Produce the listing below again, exactly as shown.
--------
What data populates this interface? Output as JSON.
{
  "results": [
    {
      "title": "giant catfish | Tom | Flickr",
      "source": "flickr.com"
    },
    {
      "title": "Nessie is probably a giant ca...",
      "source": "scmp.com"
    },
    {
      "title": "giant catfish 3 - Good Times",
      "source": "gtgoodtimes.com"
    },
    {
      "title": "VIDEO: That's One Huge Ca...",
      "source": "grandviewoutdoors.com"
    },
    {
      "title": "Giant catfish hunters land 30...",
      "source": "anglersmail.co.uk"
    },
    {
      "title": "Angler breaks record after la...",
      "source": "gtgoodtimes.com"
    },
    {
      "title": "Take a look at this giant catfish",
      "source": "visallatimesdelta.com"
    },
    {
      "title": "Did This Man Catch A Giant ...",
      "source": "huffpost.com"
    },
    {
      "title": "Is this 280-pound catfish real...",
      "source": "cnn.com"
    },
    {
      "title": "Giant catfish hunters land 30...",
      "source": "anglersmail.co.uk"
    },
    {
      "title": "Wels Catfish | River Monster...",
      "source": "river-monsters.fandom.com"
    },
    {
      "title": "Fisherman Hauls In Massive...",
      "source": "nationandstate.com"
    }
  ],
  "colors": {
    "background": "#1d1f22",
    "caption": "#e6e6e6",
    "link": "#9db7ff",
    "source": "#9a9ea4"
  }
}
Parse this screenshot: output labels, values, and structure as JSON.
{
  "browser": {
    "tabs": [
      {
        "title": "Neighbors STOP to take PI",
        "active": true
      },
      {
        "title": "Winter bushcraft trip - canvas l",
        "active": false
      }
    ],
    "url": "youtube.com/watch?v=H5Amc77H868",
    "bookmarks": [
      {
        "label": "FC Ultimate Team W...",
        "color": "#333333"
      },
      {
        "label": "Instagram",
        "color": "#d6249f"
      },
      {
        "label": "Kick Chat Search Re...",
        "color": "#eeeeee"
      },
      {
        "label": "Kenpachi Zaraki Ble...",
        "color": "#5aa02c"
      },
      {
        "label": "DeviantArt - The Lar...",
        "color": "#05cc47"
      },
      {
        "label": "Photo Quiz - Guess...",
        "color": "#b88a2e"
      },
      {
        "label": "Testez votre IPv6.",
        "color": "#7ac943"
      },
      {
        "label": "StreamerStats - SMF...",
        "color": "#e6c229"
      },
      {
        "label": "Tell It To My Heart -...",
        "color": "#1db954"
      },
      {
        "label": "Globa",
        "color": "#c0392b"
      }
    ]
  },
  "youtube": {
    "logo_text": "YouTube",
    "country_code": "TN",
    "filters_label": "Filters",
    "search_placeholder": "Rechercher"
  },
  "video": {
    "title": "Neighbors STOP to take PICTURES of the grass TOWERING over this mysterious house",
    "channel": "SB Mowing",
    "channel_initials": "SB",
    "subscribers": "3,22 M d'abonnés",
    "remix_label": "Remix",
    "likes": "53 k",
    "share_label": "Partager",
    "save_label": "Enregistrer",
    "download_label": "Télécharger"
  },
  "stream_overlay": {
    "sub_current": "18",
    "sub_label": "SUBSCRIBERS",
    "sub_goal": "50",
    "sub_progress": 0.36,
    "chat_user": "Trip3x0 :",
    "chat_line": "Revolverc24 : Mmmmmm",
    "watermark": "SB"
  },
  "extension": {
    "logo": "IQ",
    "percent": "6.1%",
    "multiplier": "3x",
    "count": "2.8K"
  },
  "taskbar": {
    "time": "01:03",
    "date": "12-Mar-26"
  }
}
--------
▶ Solution to the exercise
What data populates this interface? Output as JSON.
{
  "results": [
    {
      "title": "giant catfish | Tom | Flickr",
      "source": "flickr.com"
    },
    {
      "title": "Nessie is probably a giant ca...",
      "source": "scmp.com"
    },
    {
      "title": "giant catfish 3 - Good Times",
      "source": "gtgoodtimes.com"
    },
    {
      "title": "VIDEO: That's One Huge Ca...",
      "source": "grandviewoutdoors.com"
    },
    {
      "title": "Giant catfish hunters land 30...",
      "source": "anglersmail.co.uk"
    },
    {
      "title": "Angler breaks record after la...",
      "source": "gtgoodtimes.com"
    },
    {
      "title": "Take a look at this giant catfish",
      "source": "visallatimesdelta.com"
    },
    {
      "title": "Did This Man Catch A Giant ...",
      "source": "huffpost.com"
    },
    {
      "title": "Is this 280-pound catfish real...",
      "source": "cnn.com"
    },
    {
      "title": "Giant catfish hunters land 30...",
      "source": "anglersmail.co.uk"
    },
    {
      "title": "Wels Catfish | River Monster...",
      "source": "river-monsters.fandom.com"
    },
    {
      "title": "Fisherman Hauls In Massive...",
      "source": "nationandstate.com"
    }
  ],
  "colors": {
    "background": "#1d1f22",
    "caption": "#e6e6e6",
    "link": "#9db7ff",
    "source": "#9a9ea4"
  }
}
Parse this screenshot: output labels, values, and structure as JSON.
{
  "browser": {
    "tabs": [
      {
        "title": "Neighbors STOP to take PI",
        "active": true
      },
      {
        "title": "Winter bushcraft trip - canvas l",
        "active": false
      }
    ],
    "url": "youtube.com/watch?v=H5Amc77H868",
    "bookmarks": [
      {
        "label": "FC Ultimate Team W...",
        "color": "#333333"
      },
      {
        "label": "Instagram",
        "color": "#d6249f"
      },
      {
        "label": "Kick Chat Search Re...",
        "color": "#eeeeee"
      },
      {
        "label": "Kenpachi Zaraki Ble...",
        "color": "#5aa02c"
      },
      {
        "label": "DeviantArt - The Lar...",
        "color": "#05cc47"
      },
      {
        "label": "Photo Quiz - Guess...",
        "color": "#b88a2e"
      },
      {
        "label": "Testez votre IPv6.",
        "color": "#7ac943"
      },
      {
        "label": "StreamerStats - SMF...",
        "color": "#e6c229"
      },
      {
        "label": "Tell It To My Heart -...",
        "color": "#1db954"
      },
      {
        "label": "Globa",
        "color": "#c0392b"
      }
    ]
  },
  "youtube": {
    "logo_text": "YouTube",
    "country_code": "TN",
    "filters_label": "Filters",
    "search_placeholder": "Rechercher"
  },
  "video": {
    "title": "Neighbors STOP to take PICTURES of the grass TOWERING over this mysterious house",
    "channel": "SB Mowing",
    "channel_initials": "SB",
    "subscribers": "3,22 M d'abonnés",
    "remix_label": "Remix",
    "likes": "53 k",
    "share_label": "Partager",
    "save_label": "Enregistrer",
    "download_label": "Télécharger"
  },
  "stream_overlay": {
    "sub_current": "18",
    "sub_label": "SUBSCRIBERS",
    "sub_goal": "50",
    "sub_progress": 0.36,
    "chat_user": "Trip3x0 :",
    "chat_line": "Revolverc24 : Mmmmmm",
    "watermark": "SB"
  },
  "extension": {
    "logo": "IQ",
    "percent": "6.1%",
    "multiplier": "3x",
    "count": "2.8K"
  },
  "taskbar": {
    "time": "01:03",
    "date": "12-Mar-26"
  }
}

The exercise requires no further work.